What you need to do
Please rename "reload" to "refresh" in the records from their start through the line containing "- profile-github-placeholder: TODO: PROFILE", and write out those lines again with nothing else changed.

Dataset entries

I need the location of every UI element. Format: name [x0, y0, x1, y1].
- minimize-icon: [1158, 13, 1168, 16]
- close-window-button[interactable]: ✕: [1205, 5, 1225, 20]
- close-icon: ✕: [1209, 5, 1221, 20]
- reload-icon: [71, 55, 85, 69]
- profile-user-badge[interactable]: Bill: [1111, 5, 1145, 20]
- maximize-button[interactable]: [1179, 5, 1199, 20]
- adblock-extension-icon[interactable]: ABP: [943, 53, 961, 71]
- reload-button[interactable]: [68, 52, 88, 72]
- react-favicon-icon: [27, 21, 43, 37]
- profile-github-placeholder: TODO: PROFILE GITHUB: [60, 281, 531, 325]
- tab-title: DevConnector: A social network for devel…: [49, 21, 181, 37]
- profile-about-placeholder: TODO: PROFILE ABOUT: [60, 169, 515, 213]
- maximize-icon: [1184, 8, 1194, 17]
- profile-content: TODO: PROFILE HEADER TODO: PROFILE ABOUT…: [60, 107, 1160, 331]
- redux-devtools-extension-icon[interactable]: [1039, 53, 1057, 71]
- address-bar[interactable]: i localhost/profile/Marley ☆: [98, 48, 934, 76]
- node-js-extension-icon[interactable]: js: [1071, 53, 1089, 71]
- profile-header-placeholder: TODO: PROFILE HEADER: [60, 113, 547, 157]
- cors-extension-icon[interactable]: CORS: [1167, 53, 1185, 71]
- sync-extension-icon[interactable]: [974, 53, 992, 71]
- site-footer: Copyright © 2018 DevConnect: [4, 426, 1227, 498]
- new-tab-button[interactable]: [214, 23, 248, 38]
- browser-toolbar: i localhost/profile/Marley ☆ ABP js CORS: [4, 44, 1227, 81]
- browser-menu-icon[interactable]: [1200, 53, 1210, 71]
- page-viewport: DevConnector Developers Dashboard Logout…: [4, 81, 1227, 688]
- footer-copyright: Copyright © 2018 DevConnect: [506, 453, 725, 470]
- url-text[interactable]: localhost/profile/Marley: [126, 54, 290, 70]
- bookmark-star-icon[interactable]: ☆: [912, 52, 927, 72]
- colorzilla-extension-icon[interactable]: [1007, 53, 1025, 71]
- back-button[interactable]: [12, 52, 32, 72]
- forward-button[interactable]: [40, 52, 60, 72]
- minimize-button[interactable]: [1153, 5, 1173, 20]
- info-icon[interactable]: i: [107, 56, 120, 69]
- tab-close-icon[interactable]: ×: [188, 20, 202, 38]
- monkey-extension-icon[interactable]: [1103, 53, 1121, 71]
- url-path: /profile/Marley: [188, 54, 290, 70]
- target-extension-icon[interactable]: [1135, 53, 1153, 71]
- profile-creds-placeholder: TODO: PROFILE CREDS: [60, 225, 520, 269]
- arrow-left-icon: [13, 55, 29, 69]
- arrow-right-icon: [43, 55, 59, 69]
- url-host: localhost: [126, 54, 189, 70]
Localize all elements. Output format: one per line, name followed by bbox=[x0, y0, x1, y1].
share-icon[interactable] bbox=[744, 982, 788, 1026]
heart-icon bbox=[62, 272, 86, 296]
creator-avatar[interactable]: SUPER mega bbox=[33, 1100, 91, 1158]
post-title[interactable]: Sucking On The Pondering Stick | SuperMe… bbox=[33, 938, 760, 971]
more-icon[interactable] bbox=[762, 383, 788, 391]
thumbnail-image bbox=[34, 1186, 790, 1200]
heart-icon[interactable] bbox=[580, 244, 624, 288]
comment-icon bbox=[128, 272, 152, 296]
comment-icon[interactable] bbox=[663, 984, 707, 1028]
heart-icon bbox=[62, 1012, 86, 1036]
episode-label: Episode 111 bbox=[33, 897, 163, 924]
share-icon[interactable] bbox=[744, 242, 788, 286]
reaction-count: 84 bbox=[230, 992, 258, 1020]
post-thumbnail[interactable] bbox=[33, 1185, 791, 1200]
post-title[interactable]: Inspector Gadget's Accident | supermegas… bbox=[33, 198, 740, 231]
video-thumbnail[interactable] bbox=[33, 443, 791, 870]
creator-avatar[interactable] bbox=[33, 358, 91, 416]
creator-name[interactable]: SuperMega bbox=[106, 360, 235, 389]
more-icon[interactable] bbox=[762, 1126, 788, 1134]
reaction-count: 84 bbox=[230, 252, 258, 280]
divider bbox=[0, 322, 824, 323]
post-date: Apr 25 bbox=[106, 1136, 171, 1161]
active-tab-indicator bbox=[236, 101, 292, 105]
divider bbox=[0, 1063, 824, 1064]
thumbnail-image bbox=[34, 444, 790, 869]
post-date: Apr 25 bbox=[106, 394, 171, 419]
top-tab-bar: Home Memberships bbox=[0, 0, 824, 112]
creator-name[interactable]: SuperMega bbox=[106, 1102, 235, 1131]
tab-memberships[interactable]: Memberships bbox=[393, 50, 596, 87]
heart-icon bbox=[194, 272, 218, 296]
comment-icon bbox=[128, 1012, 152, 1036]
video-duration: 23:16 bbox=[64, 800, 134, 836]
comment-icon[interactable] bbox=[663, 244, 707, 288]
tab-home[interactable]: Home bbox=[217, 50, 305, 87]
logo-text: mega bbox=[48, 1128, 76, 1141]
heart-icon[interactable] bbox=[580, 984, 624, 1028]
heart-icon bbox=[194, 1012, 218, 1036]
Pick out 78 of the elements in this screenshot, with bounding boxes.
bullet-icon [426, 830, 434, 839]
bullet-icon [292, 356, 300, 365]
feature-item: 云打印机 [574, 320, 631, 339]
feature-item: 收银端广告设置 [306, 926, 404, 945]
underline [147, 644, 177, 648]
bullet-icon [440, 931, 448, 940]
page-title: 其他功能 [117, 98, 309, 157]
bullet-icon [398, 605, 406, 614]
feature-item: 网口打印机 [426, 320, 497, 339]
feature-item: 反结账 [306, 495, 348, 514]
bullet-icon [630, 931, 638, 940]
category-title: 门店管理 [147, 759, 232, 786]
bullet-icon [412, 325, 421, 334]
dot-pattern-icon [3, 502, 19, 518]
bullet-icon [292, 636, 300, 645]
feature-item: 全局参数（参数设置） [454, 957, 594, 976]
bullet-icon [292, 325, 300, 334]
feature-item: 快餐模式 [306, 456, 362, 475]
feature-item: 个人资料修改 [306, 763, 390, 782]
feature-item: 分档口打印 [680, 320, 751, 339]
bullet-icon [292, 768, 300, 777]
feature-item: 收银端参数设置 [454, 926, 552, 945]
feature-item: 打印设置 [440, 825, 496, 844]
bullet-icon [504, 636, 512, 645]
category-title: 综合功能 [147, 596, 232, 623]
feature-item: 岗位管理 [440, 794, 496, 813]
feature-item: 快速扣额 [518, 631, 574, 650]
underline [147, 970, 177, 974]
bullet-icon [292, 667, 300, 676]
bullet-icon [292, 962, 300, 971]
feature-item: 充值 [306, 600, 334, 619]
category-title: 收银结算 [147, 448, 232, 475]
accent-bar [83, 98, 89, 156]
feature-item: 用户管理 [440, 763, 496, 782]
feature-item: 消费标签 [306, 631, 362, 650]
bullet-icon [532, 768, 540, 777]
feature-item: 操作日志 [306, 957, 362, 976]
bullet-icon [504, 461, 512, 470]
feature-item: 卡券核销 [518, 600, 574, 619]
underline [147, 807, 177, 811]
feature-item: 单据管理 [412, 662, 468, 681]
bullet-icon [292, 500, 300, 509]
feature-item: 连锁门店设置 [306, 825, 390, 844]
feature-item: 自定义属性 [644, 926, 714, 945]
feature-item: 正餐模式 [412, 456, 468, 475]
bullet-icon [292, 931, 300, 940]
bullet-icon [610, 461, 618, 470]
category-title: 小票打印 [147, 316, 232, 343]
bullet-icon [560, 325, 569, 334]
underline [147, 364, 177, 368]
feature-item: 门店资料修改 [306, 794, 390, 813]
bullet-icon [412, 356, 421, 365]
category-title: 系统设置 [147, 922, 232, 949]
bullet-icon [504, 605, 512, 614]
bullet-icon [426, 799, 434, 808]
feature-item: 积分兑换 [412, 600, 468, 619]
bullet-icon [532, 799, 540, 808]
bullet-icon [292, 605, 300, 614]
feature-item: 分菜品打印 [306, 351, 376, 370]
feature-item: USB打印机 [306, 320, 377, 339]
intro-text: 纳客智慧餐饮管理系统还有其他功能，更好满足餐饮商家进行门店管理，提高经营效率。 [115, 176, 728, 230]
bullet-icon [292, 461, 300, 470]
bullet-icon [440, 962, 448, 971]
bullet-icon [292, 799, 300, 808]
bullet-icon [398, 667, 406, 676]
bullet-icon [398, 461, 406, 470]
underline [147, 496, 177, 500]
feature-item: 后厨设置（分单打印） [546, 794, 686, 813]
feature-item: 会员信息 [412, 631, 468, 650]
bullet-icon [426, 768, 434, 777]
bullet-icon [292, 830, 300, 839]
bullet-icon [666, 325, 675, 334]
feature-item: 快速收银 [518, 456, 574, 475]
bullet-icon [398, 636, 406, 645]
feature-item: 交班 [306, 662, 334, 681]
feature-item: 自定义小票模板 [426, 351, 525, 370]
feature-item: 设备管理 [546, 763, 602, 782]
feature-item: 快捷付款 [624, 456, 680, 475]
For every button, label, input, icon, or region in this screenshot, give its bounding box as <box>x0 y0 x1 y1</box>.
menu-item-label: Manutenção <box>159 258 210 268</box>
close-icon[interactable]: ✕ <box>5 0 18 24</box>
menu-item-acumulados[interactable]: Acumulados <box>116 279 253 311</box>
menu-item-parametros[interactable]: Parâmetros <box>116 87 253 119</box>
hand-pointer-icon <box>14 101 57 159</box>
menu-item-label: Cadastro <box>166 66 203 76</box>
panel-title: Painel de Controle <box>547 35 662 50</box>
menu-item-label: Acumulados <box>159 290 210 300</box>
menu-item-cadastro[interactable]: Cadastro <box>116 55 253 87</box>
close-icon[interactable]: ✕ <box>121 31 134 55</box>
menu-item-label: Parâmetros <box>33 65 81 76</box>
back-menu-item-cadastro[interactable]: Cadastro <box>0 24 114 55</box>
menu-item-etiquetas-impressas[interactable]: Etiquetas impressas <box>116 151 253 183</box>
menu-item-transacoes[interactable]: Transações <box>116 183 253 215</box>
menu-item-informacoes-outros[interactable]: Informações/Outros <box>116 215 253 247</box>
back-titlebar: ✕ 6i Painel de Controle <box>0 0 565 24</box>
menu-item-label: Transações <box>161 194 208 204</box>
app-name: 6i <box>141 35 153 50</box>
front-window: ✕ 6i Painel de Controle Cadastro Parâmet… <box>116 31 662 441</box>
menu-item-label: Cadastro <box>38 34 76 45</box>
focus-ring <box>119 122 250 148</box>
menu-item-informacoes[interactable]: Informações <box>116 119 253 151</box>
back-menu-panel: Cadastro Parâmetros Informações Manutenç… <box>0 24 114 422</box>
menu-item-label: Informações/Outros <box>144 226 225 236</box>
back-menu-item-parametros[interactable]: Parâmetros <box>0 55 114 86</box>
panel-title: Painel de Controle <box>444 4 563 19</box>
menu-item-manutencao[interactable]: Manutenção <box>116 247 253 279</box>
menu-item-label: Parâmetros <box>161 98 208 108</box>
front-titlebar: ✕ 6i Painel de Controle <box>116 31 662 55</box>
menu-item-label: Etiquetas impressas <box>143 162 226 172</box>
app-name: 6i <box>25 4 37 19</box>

Expected answer
I need the location of every UI element. Format: name [x0, y0, x1, y1].
- minimize-icon: [1158, 13, 1168, 16]
- close-window-button[interactable]: ✕: [1205, 5, 1225, 20]
- close-icon: ✕: [1209, 5, 1221, 20]
- refresh-icon: [71, 55, 85, 69]
- profile-user-badge[interactable]: Bill: [1111, 5, 1145, 20]
- maximize-button[interactable]: [1179, 5, 1199, 20]
- adblock-extension-icon[interactable]: ABP: [943, 53, 961, 71]
- refresh-button[interactable]: [68, 52, 88, 72]
- react-favicon-icon: [27, 21, 43, 37]
- profile-github-placeholder: TODO: PROFILE GITHUB: [60, 281, 531, 325]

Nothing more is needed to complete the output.